[Task brief]
Each line that includes "color" counts once; give the total and nothing besides.

---- Entries provided

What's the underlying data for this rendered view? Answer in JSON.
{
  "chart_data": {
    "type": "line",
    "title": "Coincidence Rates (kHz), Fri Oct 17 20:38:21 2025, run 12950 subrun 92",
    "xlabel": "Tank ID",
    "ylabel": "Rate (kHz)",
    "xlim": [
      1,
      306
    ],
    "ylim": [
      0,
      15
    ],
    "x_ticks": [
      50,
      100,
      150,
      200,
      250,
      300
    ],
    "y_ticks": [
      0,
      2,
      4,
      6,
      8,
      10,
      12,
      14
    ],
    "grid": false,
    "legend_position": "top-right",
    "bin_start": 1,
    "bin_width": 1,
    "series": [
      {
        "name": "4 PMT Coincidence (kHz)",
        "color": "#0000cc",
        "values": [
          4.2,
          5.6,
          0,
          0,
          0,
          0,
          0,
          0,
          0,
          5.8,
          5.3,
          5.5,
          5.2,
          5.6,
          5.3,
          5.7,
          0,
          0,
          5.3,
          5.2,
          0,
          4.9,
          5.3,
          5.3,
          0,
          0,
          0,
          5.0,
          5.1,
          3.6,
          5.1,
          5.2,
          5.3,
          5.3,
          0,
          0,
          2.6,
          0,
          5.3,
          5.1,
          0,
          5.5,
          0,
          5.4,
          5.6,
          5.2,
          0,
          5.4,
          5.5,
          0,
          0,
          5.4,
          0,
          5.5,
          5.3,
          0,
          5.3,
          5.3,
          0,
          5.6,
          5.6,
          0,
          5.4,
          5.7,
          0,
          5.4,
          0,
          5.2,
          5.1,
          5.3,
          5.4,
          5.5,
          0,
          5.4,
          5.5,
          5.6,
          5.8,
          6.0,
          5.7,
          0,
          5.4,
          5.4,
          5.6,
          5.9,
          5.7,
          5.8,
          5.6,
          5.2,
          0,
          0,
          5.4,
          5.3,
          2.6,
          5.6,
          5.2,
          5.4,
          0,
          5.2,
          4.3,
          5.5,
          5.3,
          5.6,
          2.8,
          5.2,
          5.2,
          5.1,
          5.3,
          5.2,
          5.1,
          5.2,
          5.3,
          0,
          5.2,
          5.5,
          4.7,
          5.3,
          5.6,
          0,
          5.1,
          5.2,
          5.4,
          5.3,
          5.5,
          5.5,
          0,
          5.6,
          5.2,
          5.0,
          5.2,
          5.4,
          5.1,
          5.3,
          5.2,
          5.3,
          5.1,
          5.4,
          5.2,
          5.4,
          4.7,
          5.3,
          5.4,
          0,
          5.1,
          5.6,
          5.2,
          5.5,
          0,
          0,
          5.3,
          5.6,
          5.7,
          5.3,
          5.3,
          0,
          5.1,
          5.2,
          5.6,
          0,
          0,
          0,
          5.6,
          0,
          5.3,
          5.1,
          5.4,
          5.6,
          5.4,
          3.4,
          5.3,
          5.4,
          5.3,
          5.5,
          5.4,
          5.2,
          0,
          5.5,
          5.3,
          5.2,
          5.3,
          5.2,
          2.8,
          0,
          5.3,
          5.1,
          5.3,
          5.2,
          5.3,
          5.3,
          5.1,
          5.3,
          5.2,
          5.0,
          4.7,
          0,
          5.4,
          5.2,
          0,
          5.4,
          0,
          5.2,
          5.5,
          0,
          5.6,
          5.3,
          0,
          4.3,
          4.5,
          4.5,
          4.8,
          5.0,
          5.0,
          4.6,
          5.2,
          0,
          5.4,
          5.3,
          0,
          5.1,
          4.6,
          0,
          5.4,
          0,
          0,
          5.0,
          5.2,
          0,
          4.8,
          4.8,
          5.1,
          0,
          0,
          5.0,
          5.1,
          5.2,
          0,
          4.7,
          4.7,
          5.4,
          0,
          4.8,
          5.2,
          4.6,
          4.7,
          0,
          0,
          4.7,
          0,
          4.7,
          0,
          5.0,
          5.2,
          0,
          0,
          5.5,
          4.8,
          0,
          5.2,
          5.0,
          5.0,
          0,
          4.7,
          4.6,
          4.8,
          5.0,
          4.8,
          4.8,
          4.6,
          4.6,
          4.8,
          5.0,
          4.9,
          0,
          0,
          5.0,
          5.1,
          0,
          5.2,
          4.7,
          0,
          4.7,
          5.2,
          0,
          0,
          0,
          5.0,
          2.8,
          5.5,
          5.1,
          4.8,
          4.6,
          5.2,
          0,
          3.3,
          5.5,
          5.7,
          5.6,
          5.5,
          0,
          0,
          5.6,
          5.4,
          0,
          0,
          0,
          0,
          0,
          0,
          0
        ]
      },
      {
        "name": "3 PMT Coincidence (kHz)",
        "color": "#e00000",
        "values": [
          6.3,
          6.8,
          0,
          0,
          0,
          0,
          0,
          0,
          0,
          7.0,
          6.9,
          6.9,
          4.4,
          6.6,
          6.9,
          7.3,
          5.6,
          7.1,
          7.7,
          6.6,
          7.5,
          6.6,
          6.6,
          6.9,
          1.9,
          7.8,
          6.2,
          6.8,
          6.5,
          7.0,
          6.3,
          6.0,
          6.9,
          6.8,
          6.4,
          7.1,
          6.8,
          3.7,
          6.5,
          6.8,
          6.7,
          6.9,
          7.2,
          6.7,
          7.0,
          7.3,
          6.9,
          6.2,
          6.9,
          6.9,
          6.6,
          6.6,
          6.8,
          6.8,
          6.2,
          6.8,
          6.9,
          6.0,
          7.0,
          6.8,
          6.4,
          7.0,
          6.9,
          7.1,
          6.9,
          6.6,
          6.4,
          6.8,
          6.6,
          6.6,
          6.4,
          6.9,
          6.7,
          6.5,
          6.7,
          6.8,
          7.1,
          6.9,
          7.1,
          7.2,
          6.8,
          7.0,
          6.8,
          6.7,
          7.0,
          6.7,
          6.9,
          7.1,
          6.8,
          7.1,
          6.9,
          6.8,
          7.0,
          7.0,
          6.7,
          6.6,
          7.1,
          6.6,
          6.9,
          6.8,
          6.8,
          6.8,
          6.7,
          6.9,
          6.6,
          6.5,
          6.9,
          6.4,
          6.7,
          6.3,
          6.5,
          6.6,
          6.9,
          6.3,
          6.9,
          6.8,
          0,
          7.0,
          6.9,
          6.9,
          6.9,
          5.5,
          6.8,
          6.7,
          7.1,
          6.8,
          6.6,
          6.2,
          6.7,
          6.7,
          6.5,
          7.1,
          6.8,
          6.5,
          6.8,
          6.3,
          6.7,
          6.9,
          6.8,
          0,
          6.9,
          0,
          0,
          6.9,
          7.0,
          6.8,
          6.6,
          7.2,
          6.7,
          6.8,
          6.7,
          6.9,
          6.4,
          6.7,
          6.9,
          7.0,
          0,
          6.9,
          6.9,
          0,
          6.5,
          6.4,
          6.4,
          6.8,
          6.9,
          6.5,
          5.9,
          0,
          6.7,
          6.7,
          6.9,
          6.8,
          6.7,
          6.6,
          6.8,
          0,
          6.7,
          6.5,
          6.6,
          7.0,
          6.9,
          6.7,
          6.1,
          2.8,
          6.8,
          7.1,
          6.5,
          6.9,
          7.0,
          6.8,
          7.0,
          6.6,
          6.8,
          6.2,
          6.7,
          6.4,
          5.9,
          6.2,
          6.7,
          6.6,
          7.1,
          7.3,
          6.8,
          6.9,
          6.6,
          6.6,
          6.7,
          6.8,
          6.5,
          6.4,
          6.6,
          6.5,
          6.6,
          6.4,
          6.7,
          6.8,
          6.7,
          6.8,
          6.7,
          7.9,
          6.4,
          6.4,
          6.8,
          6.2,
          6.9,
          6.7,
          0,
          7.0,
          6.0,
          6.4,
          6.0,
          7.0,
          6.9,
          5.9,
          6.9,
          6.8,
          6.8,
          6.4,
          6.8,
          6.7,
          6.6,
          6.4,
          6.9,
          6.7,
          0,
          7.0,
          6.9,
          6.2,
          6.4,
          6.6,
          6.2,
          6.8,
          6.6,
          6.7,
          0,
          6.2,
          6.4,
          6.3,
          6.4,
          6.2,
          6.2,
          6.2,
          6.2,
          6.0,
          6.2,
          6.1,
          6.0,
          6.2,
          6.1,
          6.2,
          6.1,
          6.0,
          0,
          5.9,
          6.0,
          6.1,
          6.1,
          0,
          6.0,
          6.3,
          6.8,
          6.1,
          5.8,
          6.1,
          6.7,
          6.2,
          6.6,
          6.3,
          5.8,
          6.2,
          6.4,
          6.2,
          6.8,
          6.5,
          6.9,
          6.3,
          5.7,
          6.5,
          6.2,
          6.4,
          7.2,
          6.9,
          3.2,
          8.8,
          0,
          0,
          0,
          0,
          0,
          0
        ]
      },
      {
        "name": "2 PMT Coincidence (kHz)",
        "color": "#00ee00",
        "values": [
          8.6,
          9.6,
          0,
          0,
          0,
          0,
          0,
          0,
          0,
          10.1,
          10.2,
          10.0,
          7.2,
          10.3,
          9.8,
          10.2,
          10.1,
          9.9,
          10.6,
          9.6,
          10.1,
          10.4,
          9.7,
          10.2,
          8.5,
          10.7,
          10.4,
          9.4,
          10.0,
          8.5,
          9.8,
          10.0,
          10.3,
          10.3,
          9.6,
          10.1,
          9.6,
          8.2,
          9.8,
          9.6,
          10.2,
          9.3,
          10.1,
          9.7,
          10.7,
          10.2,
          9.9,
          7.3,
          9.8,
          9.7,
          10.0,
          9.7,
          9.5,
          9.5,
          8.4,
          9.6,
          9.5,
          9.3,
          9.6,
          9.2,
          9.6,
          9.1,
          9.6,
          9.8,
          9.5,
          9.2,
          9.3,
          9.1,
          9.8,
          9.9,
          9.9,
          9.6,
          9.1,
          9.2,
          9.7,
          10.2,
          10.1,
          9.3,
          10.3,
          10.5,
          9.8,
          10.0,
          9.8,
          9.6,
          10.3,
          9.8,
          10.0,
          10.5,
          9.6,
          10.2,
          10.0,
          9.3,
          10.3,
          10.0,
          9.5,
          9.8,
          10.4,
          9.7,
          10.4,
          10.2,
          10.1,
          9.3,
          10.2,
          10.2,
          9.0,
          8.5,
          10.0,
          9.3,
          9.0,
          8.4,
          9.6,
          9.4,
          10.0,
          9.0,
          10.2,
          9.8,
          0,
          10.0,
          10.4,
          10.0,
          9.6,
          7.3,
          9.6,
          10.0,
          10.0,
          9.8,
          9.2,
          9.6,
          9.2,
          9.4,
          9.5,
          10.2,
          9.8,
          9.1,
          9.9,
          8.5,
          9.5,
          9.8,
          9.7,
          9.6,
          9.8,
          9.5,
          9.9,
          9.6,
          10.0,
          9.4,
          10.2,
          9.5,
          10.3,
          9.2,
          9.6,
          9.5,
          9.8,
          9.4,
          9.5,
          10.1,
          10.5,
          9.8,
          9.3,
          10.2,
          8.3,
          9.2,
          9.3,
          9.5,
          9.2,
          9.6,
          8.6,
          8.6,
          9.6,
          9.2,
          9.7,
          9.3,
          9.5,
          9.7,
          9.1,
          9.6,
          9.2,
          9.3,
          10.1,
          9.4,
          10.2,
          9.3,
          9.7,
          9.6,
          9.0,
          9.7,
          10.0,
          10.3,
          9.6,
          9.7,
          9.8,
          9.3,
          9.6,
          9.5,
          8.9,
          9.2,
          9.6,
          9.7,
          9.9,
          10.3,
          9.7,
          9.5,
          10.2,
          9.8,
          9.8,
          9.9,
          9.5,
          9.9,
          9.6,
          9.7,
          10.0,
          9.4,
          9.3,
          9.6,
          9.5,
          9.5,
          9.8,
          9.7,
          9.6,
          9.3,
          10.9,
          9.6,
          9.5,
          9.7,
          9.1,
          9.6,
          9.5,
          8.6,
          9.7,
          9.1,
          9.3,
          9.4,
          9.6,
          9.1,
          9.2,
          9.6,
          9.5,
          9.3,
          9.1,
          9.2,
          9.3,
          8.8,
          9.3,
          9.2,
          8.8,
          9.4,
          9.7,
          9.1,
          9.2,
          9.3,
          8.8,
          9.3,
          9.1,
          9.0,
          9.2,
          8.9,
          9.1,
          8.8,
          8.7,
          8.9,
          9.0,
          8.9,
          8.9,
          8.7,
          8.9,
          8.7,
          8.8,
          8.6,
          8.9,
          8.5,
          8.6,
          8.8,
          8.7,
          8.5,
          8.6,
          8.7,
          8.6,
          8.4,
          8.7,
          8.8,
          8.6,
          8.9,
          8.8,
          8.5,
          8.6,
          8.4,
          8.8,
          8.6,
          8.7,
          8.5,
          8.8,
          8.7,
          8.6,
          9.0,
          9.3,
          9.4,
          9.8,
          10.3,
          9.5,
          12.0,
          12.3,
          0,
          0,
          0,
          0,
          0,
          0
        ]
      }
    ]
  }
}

--------

[Exercise result]
3